→ **Written exercise**:
In the records below, work out how many lines hold the word "республиканский". Report the number alone.

→ **Records supplied**:
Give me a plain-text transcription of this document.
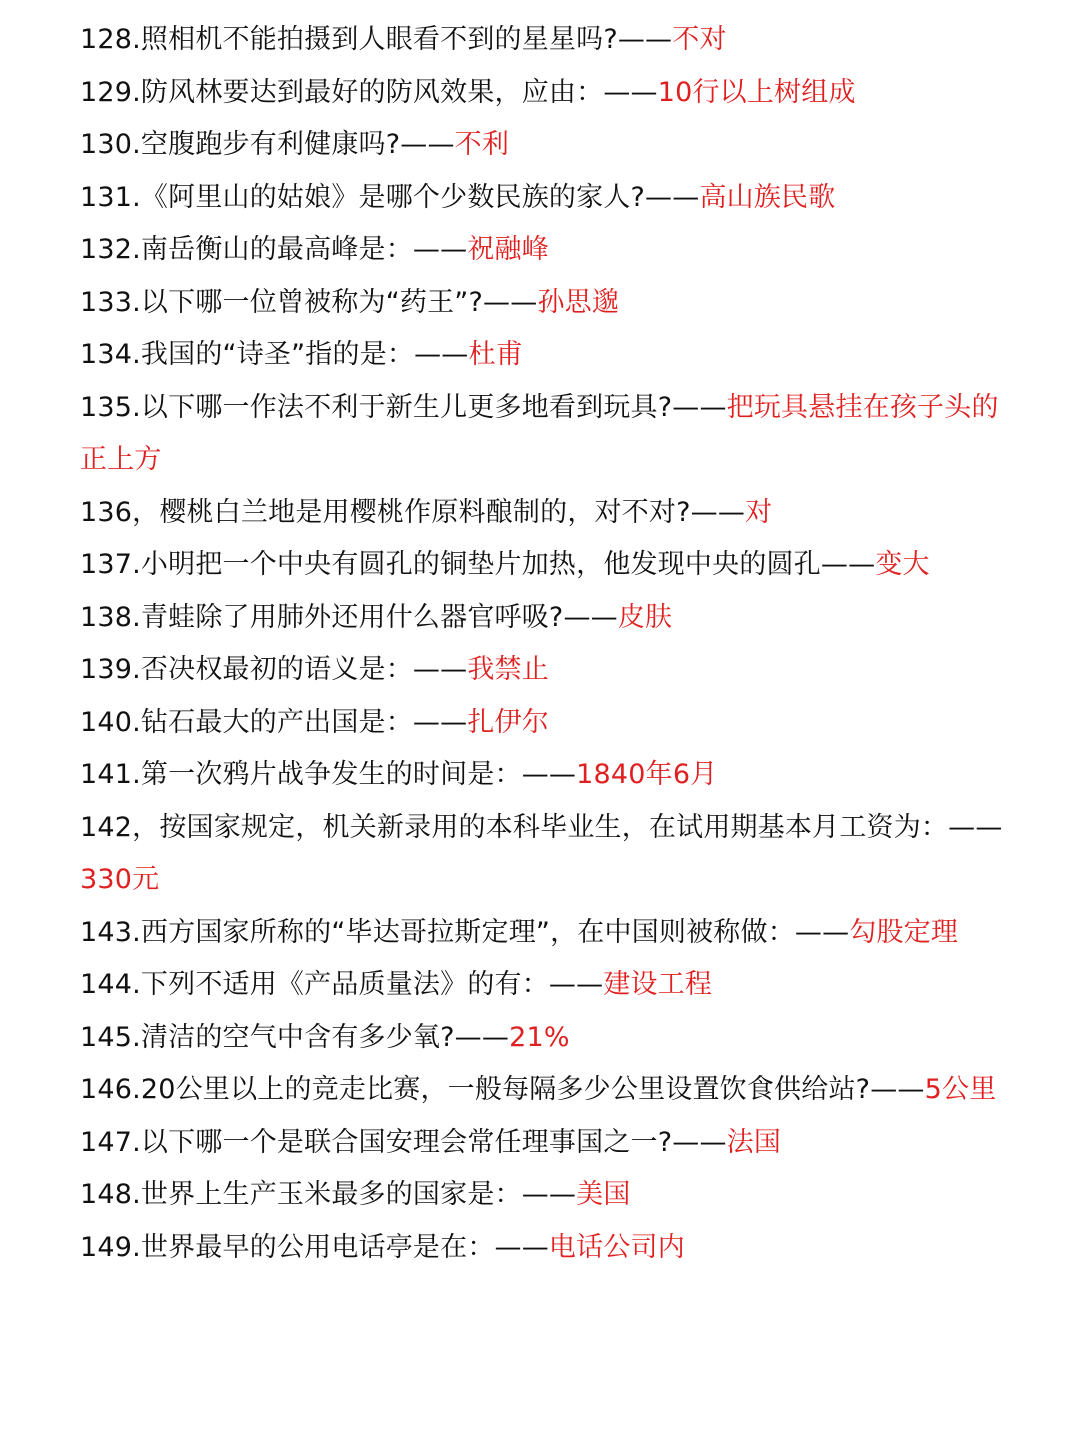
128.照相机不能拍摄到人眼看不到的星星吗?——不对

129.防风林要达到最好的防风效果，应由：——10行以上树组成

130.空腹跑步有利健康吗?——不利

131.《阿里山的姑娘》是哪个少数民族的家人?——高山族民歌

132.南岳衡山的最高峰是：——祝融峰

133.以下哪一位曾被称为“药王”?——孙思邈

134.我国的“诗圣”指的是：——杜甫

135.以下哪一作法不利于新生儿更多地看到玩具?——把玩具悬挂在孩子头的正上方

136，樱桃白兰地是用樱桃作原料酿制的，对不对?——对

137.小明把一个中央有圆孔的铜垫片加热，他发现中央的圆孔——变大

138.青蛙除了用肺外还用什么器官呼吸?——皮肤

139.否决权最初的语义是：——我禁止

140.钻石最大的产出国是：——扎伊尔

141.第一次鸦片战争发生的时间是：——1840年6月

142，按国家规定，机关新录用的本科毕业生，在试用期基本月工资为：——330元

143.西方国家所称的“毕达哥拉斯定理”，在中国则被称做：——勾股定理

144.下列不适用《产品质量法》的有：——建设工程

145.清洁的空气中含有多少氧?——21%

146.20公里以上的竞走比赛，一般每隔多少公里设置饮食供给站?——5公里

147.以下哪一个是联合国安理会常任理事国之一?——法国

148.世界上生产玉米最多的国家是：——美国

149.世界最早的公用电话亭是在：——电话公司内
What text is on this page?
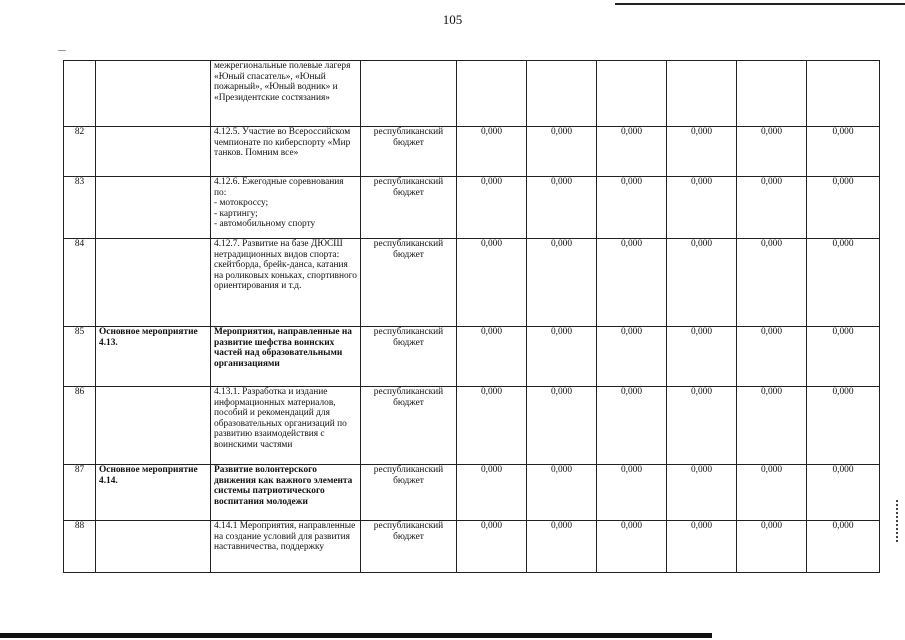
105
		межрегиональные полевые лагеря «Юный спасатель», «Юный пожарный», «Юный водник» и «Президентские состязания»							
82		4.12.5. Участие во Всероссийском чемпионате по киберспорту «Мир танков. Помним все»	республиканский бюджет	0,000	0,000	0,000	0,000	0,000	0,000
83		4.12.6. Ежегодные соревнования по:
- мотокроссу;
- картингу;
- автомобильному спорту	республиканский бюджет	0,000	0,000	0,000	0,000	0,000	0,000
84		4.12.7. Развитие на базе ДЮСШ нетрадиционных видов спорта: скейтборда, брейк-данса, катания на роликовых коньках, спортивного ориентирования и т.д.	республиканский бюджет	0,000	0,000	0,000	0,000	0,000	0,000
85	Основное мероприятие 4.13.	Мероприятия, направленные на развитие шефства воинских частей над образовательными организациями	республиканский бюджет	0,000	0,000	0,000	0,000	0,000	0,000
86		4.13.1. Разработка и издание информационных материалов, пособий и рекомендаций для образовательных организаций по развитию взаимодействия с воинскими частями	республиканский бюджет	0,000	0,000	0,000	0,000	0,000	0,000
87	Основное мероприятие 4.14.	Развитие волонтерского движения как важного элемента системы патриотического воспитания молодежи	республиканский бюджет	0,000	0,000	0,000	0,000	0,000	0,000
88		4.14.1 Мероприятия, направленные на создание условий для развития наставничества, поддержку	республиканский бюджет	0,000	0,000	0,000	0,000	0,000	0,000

* * *

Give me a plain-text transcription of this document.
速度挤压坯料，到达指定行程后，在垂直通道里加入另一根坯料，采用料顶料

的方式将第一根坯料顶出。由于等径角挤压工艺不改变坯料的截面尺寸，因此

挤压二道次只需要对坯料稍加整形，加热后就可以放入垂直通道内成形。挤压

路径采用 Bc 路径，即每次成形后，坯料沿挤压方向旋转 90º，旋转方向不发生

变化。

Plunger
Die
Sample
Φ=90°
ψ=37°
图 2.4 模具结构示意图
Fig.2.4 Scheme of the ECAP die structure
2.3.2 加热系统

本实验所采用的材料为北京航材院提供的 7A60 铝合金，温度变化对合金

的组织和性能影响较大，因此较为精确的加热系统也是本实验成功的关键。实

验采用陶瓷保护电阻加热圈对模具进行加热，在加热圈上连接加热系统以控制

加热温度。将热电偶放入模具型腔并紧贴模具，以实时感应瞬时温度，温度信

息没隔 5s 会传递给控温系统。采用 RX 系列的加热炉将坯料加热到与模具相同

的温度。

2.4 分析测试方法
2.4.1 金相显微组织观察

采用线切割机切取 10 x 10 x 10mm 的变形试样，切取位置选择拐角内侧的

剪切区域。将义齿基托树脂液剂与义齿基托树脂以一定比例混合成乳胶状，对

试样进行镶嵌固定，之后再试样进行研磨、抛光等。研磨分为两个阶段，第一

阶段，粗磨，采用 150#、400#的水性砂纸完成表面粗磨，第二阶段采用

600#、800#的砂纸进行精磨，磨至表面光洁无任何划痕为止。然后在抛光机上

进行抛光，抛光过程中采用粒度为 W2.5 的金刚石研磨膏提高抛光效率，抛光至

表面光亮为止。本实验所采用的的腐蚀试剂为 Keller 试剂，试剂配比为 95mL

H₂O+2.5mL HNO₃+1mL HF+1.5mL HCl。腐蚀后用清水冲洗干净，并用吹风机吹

→ **Full response**:
7